Page element annotations
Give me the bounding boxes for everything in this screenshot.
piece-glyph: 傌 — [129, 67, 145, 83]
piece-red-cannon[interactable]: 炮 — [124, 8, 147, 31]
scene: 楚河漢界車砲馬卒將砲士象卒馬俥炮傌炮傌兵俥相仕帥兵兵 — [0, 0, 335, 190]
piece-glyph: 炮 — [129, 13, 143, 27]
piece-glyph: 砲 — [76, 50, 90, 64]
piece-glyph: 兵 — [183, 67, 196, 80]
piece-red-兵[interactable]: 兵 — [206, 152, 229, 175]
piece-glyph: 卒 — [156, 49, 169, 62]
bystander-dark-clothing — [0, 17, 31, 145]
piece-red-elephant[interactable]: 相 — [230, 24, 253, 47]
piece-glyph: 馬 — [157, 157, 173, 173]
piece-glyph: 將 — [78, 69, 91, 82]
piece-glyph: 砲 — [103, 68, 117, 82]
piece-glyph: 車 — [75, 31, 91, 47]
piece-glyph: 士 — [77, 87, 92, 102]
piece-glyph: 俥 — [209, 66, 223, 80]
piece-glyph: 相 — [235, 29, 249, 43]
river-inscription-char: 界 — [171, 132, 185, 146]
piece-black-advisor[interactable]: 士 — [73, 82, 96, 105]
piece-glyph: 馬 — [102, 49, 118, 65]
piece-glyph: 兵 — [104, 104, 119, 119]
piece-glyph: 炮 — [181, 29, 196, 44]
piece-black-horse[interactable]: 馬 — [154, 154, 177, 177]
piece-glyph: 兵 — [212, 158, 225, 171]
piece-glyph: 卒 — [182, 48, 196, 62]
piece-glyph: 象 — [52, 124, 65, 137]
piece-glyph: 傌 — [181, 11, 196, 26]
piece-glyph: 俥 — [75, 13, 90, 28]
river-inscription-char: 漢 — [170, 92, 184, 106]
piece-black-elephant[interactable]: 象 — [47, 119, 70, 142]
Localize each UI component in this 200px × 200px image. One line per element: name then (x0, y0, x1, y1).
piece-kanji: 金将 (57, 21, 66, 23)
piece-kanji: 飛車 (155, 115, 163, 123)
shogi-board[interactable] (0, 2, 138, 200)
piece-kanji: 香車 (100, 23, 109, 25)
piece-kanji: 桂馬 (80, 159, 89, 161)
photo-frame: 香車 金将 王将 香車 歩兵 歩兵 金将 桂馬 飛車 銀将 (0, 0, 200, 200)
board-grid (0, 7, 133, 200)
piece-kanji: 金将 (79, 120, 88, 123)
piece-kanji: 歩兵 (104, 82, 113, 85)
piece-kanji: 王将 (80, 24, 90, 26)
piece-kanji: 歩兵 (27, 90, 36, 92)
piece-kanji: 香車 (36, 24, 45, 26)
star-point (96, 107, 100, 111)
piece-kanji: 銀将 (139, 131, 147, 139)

Task goal: Find each line in the entries above that contains the string "char" and copy those lines out in full.

Output below:
river-inscription-char: 界 — [171, 132, 185, 146]
river-inscription-char: 漢 — [170, 92, 184, 106]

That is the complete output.